Exercise requirements | Copy out the records below with "Sept." replaced by "Sep." at every occurrence, keeping everything else the same.
════
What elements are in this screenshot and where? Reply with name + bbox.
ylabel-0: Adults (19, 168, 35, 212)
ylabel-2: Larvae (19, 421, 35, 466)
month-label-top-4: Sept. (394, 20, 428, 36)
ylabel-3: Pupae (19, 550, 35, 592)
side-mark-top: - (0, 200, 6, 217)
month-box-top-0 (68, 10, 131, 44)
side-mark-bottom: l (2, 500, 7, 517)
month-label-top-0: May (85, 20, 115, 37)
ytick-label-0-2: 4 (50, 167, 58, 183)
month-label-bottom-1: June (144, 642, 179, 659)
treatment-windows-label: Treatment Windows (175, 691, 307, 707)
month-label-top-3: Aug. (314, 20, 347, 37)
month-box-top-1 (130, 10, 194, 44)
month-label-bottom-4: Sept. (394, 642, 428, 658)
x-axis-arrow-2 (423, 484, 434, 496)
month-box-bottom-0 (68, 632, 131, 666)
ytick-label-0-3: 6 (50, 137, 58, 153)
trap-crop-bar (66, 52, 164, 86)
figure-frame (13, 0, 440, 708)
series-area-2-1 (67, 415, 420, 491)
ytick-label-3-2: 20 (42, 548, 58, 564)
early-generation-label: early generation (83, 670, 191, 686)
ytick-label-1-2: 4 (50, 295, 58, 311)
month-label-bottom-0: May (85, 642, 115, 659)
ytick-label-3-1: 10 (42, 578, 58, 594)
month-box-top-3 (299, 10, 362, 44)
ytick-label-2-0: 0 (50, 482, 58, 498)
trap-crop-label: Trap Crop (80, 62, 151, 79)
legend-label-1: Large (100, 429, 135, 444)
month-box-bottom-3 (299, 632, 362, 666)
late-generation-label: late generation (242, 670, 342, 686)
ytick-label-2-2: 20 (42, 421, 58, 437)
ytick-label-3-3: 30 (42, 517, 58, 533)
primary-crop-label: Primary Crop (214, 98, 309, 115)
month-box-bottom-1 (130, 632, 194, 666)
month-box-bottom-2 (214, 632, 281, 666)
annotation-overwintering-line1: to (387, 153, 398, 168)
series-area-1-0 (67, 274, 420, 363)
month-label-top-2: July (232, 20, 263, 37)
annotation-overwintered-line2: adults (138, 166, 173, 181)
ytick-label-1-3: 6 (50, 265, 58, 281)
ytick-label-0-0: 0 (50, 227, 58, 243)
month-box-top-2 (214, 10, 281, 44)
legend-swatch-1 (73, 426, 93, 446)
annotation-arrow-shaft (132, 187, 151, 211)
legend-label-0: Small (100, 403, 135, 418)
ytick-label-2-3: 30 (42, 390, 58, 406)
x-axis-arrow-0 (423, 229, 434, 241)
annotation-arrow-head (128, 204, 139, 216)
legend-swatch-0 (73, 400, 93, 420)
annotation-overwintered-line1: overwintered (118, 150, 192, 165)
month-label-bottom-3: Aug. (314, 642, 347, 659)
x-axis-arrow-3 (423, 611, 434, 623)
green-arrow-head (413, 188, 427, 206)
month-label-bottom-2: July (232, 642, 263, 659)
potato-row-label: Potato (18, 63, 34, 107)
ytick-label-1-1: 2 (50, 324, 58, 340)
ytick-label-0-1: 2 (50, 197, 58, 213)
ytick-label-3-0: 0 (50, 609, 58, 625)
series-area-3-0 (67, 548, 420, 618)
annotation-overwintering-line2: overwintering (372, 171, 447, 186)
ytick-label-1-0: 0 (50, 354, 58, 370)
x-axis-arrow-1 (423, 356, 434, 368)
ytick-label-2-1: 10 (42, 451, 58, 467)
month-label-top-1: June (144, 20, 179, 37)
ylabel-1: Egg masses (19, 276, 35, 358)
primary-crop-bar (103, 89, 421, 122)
════
Correct output |
What elements are in this screenshot and where? Reply with name + bbox.
ylabel-0: Adults (19, 168, 35, 212)
ylabel-2: Larvae (19, 421, 35, 466)
month-label-top-4: Sep. (394, 20, 428, 36)
ylabel-3: Pupae (19, 550, 35, 592)
side-mark-top: - (0, 200, 6, 217)
month-box-top-0 (68, 10, 131, 44)
side-mark-bottom: l (2, 500, 7, 517)
month-label-top-0: May (85, 20, 115, 37)
ytick-label-0-2: 4 (50, 167, 58, 183)
month-label-bottom-1: June (144, 642, 179, 659)
treatment-windows-label: Treatment Windows (175, 691, 307, 707)
month-label-top-3: Aug. (314, 20, 347, 37)
month-box-top-1 (130, 10, 194, 44)
month-label-bottom-4: Sep. (394, 642, 428, 658)
x-axis-arrow-2 (423, 484, 434, 496)
month-box-bottom-0 (68, 632, 131, 666)
ytick-label-0-3: 6 (50, 137, 58, 153)
trap-crop-bar (66, 52, 164, 86)
figure-frame (13, 0, 440, 708)
series-area-2-1 (67, 415, 420, 491)
ytick-label-3-2: 20 (42, 548, 58, 564)
early-generation-label: early generation (83, 670, 191, 686)
ytick-label-1-2: 4 (50, 295, 58, 311)
month-label-bottom-0: May (85, 642, 115, 659)
ytick-label-3-1: 10 (42, 578, 58, 594)
month-box-top-3 (299, 10, 362, 44)
ytick-label-2-0: 0 (50, 482, 58, 498)
trap-crop-label: Trap Crop (80, 62, 151, 79)
legend-label-1: Large (100, 429, 135, 444)
month-box-bottom-3 (299, 632, 362, 666)
late-generation-label: late generation (242, 670, 342, 686)
ytick-label-2-2: 20 (42, 421, 58, 437)
ytick-label-3-3: 30 (42, 517, 58, 533)
primary-crop-label: Primary Crop (214, 98, 309, 115)
month-box-bottom-1 (130, 632, 194, 666)
month-box-bottom-2 (214, 632, 281, 666)
annotation-overwintering-line1: to (387, 153, 398, 168)
series-area-1-0 (67, 274, 420, 363)
month-label-top-2: July (232, 20, 263, 37)
annotation-overwintered-line2: adults (138, 166, 173, 181)
ytick-label-1-3: 6 (50, 265, 58, 281)
ytick-label-0-0: 0 (50, 227, 58, 243)
month-box-top-2 (214, 10, 281, 44)
legend-swatch-1 (73, 426, 93, 446)
annotation-arrow-shaft (132, 187, 151, 211)
legend-label-0: Small (100, 403, 135, 418)
ytick-label-2-3: 30 (42, 390, 58, 406)
x-axis-arrow-0 (423, 229, 434, 241)
annotation-arrow-head (128, 204, 139, 216)
legend-swatch-0 (73, 400, 93, 420)
annotation-overwintered-line1: overwintered (118, 150, 192, 165)
month-label-bottom-3: Aug. (314, 642, 347, 659)
x-axis-arrow-3 (423, 611, 434, 623)
green-arrow-head (413, 188, 427, 206)
month-label-bottom-2: July (232, 642, 263, 659)
potato-row-label: Potato (18, 63, 34, 107)
ytick-label-1-1: 2 (50, 324, 58, 340)
ytick-label-0-1: 2 (50, 197, 58, 213)
ytick-label-3-0: 0 (50, 609, 58, 625)
series-area-3-0 (67, 548, 420, 618)
annotation-overwintering-line2: overwintering (372, 171, 447, 186)
ytick-label-1-0: 0 (50, 354, 58, 370)
x-axis-arrow-1 (423, 356, 434, 368)
ytick-label-2-1: 10 (42, 451, 58, 467)
month-label-top-1: June (144, 20, 179, 37)
ylabel-1: Egg masses (19, 276, 35, 358)
primary-crop-bar (103, 89, 421, 122)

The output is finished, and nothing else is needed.